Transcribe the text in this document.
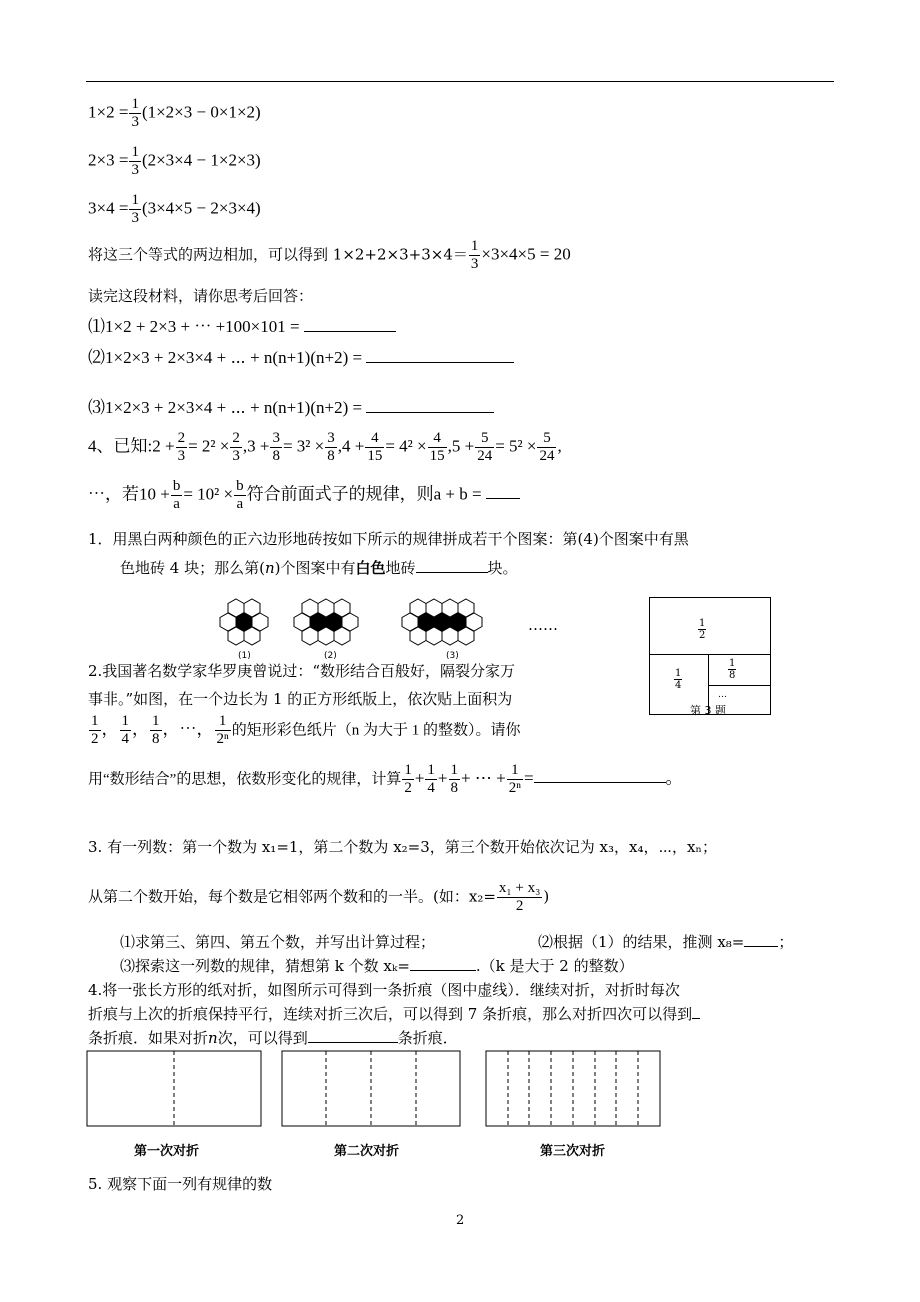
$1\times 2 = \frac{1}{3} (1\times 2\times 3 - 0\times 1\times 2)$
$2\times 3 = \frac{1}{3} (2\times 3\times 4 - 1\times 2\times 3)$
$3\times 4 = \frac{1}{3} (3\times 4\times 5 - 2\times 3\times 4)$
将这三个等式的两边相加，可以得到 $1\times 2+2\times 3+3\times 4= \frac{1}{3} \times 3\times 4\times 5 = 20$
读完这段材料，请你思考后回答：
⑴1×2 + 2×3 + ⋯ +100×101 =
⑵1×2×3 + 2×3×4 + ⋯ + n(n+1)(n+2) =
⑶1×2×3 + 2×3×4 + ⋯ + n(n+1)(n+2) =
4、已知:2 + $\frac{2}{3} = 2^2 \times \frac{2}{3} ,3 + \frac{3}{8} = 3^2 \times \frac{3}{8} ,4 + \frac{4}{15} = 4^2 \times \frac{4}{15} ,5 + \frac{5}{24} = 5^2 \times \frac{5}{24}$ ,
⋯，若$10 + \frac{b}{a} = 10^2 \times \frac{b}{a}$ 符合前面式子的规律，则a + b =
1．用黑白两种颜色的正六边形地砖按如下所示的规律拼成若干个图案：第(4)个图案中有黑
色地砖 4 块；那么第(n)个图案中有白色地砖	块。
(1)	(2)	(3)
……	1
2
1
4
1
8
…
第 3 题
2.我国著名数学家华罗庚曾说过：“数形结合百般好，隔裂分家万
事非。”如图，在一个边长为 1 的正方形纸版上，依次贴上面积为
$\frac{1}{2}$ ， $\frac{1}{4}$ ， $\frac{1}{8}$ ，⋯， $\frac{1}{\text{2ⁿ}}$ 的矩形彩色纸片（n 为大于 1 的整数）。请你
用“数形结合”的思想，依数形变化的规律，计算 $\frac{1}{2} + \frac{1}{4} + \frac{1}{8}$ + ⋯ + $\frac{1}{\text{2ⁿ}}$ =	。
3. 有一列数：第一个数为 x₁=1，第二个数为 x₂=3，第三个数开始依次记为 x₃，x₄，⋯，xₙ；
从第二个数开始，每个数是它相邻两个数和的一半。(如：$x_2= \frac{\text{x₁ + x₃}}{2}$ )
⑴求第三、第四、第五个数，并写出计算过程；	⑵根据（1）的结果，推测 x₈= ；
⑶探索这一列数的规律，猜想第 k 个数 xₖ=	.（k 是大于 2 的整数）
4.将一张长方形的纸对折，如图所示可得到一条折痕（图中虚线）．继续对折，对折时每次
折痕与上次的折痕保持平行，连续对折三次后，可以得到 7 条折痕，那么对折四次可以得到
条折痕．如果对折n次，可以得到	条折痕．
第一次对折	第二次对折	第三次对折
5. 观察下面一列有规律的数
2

====

### What you have to do
Extract the text of all the records above verbatim, excluding pictures.

### Exercise solution
Transcribe the text in this document.
$1\times 2 = \frac{1}{3} (1\times 2\times 3 - 0\times 1\times 2)$
$2\times 3 = \frac{1}{3} (2\times 3\times 4 - 1\times 2\times 3)$
$3\times 4 = \frac{1}{3} (3\times 4\times 5 - 2\times 3\times 4)$
将这三个等式的两边相加，可以得到 $1\times 2+2\times 3+3\times 4= \frac{1}{3} \times 3\times 4\times 5 = 20$
读完这段材料，请你思考后回答：
⑴1×2 + 2×3 + ⋯ +100×101 =
⑵1×2×3 + 2×3×4 + ⋯ + n(n+1)(n+2) =
⑶1×2×3 + 2×3×4 + ⋯ + n(n+1)(n+2) =
4、已知:2 + $\frac{2}{3} = 2^2 \times \frac{2}{3} ,3 + \frac{3}{8} = 3^2 \times \frac{3}{8} ,4 + \frac{4}{15} = 4^2 \times \frac{4}{15} ,5 + \frac{5}{24} = 5^2 \times \frac{5}{24}$ ,
⋯，若$10 + \frac{b}{a} = 10^2 \times \frac{b}{a}$ 符合前面式子的规律，则a + b =
1．用黑白两种颜色的正六边形地砖按如下所示的规律拼成若干个图案：第(4)个图案中有黑
色地砖 4 块；那么第(n)个图案中有白色地砖	块。
(1)	(2)	(3)
……	1
2
1
4
1
8
…
第 3 题
2.我国著名数学家华罗庚曾说过：“数形结合百般好，隔裂分家万
事非。”如图，在一个边长为 1 的正方形纸版上，依次贴上面积为
$\frac{1}{2}$ ， $\frac{1}{4}$ ， $\frac{1}{8}$ ，⋯， $\frac{1}{\text{2ⁿ}}$ 的矩形彩色纸片（n 为大于 1 的整数）。请你
用“数形结合”的思想，依数形变化的规律，计算 $\frac{1}{2} + \frac{1}{4} + \frac{1}{8}$ + ⋯ + $\frac{1}{\text{2ⁿ}}$ =	。
3. 有一列数：第一个数为 x₁=1，第二个数为 x₂=3，第三个数开始依次记为 x₃，x₄，⋯，xₙ；
从第二个数开始，每个数是它相邻两个数和的一半。(如：$x_2= \frac{\text{x₁ + x₃}}{2}$ )
⑴求第三、第四、第五个数，并写出计算过程；	⑵根据（1）的结果，推测 x₈= ；
⑶探索这一列数的规律，猜想第 k 个数 xₖ=	.（k 是大于 2 的整数）
4.将一张长方形的纸对折，如图所示可得到一条折痕（图中虚线）．继续对折，对折时每次
折痕与上次的折痕保持平行，连续对折三次后，可以得到 7 条折痕，那么对折四次可以得到
条折痕．如果对折n次，可以得到	条折痕．
第一次对折	第二次对折	第三次对折
5. 观察下面一列有规律的数
2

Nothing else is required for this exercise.